**Given data**
━━━━━━━━
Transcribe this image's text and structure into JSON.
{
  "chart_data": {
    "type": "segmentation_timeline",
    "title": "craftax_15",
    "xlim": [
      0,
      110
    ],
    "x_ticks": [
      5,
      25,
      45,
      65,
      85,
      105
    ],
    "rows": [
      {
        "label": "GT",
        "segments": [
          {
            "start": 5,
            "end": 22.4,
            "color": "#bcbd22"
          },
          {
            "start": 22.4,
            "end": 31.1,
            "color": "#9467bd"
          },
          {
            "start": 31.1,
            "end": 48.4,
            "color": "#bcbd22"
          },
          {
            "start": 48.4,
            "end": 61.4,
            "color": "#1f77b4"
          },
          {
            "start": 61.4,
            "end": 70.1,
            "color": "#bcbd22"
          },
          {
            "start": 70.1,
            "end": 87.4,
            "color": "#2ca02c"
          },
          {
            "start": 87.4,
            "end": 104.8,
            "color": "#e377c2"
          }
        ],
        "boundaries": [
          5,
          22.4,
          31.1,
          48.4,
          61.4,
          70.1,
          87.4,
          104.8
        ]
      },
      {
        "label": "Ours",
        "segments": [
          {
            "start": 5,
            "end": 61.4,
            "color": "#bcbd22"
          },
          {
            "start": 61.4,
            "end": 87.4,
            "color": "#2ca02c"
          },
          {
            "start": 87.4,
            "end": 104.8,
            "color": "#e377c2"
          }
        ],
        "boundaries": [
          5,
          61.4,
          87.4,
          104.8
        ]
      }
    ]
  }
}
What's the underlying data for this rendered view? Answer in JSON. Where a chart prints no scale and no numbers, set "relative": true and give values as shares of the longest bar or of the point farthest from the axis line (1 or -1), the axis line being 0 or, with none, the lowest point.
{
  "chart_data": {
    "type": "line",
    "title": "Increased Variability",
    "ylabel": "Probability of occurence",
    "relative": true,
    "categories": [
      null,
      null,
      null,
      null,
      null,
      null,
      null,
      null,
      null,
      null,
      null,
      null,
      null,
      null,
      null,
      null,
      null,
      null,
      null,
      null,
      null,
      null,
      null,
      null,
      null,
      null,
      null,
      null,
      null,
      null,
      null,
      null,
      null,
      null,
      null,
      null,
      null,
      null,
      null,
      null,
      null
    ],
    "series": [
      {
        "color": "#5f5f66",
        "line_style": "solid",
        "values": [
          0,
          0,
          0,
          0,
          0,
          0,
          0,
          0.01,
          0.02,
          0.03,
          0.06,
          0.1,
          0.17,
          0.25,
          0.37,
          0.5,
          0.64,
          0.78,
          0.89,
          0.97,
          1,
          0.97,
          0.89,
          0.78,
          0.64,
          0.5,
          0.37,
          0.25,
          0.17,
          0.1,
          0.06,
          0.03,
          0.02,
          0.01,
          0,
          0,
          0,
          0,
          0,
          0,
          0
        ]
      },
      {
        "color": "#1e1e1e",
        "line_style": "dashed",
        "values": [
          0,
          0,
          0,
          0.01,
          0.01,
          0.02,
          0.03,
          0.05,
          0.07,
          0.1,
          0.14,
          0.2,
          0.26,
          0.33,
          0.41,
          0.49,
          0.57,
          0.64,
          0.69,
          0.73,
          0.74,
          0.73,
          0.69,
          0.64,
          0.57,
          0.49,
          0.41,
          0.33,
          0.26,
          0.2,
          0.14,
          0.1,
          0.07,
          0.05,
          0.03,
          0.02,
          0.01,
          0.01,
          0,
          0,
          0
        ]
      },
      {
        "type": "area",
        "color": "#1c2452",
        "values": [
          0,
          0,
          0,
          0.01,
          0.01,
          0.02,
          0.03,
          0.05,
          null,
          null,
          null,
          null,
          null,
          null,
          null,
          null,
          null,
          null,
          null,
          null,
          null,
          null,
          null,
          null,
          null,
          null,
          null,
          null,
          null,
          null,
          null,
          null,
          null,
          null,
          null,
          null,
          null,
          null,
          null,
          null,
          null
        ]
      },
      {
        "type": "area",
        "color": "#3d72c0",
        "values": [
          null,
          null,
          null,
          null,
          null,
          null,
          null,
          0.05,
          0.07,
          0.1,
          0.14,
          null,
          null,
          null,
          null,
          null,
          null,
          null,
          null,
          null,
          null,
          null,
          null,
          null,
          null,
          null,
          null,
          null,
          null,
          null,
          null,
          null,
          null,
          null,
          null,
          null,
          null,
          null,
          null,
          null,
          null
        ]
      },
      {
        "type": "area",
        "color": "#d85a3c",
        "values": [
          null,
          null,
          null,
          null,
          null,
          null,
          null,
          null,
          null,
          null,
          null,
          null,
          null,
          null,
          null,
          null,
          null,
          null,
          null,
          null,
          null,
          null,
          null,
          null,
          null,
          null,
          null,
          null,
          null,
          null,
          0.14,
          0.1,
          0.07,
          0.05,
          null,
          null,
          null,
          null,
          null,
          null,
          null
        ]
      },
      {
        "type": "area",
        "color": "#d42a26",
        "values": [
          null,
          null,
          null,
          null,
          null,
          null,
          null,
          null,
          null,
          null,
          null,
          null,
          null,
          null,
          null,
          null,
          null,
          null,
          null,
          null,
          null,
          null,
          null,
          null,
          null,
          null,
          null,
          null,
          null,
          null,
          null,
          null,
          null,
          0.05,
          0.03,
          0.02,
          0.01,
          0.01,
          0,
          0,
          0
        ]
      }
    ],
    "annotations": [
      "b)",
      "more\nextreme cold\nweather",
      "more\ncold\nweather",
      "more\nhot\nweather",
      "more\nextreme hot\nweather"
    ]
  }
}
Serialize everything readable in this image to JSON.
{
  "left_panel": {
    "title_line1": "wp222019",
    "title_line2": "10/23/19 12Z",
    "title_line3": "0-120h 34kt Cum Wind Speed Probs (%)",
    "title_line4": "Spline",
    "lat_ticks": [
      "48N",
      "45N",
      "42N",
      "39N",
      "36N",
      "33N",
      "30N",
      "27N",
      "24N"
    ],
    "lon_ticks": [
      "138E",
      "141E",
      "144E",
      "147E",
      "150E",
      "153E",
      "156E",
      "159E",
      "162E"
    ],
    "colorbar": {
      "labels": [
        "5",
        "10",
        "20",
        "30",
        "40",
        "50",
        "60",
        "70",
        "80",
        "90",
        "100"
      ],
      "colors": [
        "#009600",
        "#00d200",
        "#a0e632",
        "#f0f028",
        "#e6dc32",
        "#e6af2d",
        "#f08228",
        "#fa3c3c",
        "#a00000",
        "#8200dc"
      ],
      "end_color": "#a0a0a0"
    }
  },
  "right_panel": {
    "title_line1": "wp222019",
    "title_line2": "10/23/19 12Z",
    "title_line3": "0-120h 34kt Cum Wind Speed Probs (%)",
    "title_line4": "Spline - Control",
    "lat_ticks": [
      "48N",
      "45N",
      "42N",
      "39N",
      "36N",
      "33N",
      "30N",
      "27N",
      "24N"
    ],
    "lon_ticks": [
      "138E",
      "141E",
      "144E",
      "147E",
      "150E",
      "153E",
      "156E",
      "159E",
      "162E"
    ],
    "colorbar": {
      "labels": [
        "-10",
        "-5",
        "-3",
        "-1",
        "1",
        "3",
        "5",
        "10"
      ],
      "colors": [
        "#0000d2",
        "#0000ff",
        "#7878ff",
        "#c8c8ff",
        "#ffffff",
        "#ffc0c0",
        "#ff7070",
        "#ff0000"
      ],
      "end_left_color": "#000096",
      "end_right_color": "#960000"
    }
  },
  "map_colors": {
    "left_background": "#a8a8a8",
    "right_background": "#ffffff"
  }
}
━━━━━━━━
**What you should do**
Among the records above, find each line holding the string "nweather" and pull it out.

**Answer below**
      "more\nextreme cold\nweather",
      "more\ncold\nweather",
      "more\nhot\nweather",
      "more\nextreme hot\nweather"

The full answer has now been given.